■ REQUEST ■
Write out each line in which the string "text" is present.

## START INFORMATION SUPPLIED

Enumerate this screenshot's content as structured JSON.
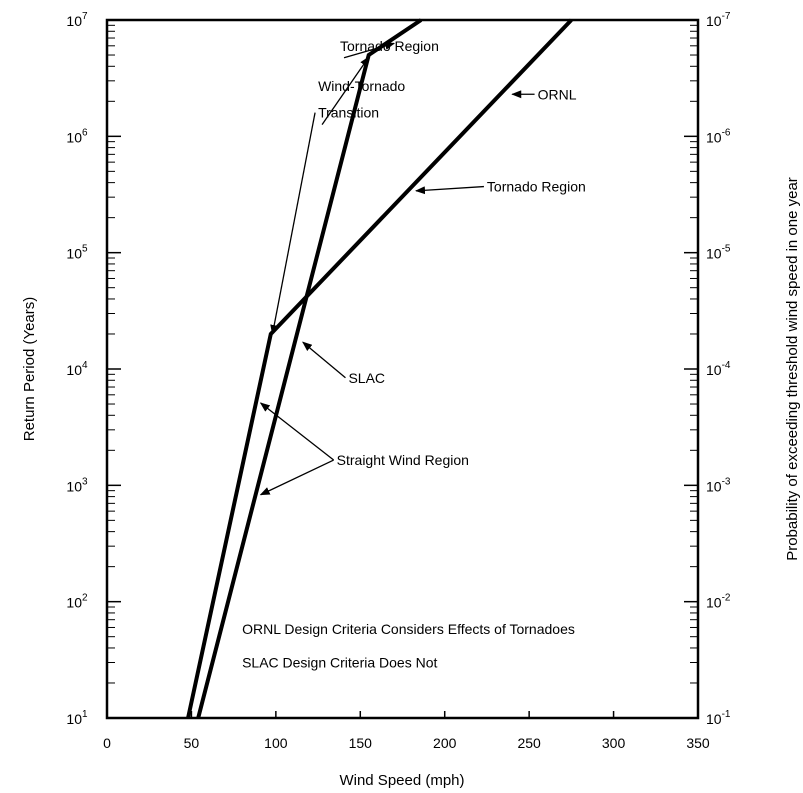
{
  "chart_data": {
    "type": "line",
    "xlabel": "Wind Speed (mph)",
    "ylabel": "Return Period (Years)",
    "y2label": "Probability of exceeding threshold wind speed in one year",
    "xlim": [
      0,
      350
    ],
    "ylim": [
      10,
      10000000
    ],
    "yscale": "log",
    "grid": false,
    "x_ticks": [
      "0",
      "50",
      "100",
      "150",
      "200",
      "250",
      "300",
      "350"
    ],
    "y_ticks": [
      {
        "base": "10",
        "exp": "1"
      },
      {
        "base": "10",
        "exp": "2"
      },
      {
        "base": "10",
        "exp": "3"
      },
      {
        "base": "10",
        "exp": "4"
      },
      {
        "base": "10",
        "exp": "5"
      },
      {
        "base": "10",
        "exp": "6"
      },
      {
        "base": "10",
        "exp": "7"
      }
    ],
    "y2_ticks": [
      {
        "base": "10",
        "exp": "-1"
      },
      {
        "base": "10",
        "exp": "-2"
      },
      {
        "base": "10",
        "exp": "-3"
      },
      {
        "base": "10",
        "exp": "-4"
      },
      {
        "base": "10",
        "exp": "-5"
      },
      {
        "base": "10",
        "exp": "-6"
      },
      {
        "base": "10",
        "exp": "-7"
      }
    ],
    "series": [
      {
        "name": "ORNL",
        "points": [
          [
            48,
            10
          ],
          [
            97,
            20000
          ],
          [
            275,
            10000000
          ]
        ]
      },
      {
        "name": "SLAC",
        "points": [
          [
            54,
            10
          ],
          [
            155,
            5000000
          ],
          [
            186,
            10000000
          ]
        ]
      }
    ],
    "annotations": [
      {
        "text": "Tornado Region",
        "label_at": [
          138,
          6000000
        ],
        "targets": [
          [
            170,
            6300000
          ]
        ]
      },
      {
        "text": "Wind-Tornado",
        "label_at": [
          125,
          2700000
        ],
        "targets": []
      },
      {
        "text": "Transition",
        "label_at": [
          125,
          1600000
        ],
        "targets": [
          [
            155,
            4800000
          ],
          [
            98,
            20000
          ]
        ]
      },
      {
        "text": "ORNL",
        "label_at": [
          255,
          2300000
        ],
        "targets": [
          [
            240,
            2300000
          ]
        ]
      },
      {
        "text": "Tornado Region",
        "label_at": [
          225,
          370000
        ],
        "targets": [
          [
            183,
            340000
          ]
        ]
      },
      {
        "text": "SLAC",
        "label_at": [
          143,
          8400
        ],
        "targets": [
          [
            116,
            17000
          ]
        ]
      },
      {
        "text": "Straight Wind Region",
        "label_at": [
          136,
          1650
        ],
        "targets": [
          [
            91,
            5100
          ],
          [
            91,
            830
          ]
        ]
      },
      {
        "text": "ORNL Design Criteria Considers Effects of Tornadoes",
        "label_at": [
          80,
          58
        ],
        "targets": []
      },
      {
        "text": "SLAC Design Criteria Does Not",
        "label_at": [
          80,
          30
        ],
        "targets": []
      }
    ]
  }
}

## END INFORMATION SUPPLIED

■ FINISHED ANSWER ■
        "text": "Tornado Region",
        "text": "Wind-Tornado",
        "text": "Transition",
        "text": "ORNL",
        "text": "Tornado Region",
        "text": "SLAC",
        "text": "Straight Wind Region",
        "text": "ORNL Design Criteria Considers Effects of Tornadoes",
        "text": "SLAC Design Criteria Does Not",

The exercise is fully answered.